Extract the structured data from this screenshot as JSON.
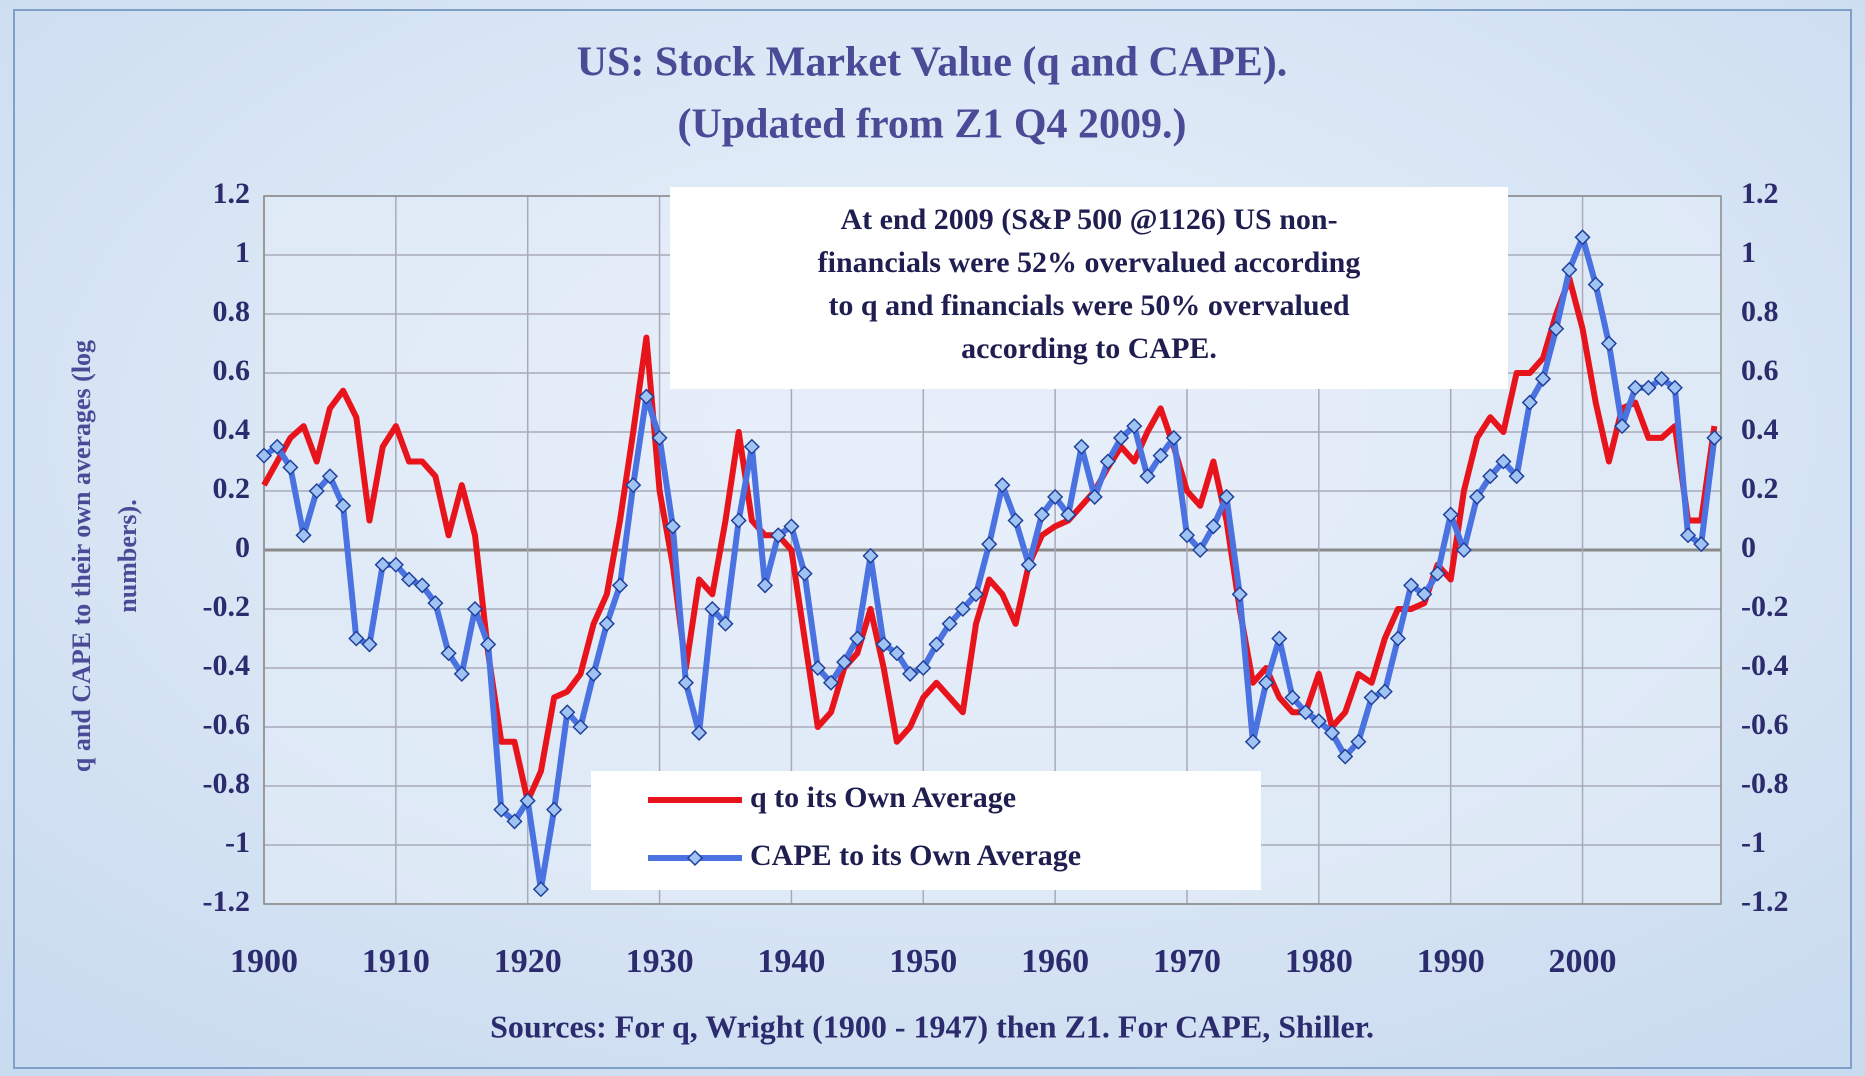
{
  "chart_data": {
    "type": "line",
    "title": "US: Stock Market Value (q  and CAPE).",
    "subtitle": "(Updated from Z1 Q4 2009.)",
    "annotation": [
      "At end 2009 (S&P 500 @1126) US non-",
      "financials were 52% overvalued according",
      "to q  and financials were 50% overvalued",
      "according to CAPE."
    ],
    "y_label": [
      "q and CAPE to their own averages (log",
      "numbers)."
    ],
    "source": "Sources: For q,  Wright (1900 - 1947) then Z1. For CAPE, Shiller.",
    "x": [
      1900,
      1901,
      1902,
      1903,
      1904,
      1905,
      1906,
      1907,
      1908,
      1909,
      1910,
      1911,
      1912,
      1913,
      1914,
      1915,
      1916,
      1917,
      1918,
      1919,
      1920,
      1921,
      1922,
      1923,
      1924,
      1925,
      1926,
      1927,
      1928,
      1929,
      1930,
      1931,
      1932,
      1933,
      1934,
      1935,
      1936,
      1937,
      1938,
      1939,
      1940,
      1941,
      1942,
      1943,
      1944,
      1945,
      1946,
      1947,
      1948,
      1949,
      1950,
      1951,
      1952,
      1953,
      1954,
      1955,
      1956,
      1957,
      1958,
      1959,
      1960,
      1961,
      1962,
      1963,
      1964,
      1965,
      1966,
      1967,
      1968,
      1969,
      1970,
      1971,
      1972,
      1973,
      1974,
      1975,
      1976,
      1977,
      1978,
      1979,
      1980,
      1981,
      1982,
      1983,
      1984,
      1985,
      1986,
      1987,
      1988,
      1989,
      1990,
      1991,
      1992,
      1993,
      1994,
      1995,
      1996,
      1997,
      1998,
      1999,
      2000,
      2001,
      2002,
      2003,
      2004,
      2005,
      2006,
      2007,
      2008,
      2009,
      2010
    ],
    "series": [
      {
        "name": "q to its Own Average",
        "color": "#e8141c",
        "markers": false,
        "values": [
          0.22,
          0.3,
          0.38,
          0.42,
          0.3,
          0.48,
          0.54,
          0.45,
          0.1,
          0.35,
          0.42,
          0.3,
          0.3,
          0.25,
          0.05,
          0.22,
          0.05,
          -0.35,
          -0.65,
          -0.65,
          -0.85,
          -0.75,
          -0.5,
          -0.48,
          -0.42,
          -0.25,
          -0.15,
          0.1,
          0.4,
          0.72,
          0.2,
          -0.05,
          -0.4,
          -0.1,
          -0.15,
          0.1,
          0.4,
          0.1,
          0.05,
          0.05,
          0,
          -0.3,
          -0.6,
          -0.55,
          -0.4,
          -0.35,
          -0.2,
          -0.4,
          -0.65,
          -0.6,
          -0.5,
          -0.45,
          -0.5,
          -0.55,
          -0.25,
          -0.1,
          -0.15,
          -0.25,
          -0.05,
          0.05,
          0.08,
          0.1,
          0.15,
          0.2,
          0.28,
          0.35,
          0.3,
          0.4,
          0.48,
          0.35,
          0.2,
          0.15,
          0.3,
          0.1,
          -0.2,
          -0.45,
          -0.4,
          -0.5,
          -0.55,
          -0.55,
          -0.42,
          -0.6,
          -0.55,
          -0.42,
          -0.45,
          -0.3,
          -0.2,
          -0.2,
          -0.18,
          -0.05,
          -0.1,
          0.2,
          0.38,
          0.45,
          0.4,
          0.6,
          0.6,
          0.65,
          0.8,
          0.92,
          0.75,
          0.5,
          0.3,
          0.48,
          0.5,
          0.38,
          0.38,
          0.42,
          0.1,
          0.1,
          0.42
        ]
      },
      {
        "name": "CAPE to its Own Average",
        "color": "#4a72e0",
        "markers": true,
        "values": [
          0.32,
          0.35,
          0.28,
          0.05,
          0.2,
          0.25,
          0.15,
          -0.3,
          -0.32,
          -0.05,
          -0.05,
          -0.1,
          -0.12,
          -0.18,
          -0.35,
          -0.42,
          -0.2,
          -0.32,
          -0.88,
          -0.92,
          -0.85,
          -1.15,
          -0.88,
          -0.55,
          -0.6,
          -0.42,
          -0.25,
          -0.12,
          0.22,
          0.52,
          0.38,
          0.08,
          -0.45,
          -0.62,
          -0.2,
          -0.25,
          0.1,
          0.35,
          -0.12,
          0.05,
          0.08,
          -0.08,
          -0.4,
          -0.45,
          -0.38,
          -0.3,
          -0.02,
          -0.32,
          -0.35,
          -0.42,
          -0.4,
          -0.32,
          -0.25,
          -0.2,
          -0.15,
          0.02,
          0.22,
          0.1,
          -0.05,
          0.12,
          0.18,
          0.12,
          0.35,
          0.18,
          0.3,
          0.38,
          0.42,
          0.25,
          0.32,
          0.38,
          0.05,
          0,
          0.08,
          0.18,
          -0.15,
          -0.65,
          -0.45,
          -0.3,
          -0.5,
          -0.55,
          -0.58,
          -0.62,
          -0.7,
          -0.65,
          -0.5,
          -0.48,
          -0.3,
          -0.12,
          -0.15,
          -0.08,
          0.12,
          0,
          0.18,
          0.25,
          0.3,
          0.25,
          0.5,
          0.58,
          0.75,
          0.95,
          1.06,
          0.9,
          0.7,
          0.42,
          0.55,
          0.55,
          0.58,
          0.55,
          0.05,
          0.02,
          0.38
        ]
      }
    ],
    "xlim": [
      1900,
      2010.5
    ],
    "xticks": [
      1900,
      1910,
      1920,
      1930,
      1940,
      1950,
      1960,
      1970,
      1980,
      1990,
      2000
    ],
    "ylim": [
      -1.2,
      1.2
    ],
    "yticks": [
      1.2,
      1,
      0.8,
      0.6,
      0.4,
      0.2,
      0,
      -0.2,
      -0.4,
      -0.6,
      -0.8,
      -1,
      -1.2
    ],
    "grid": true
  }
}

* _Task statement_
Say how many lines contain "according", and give nothing but that number.

* _Correct answer_
2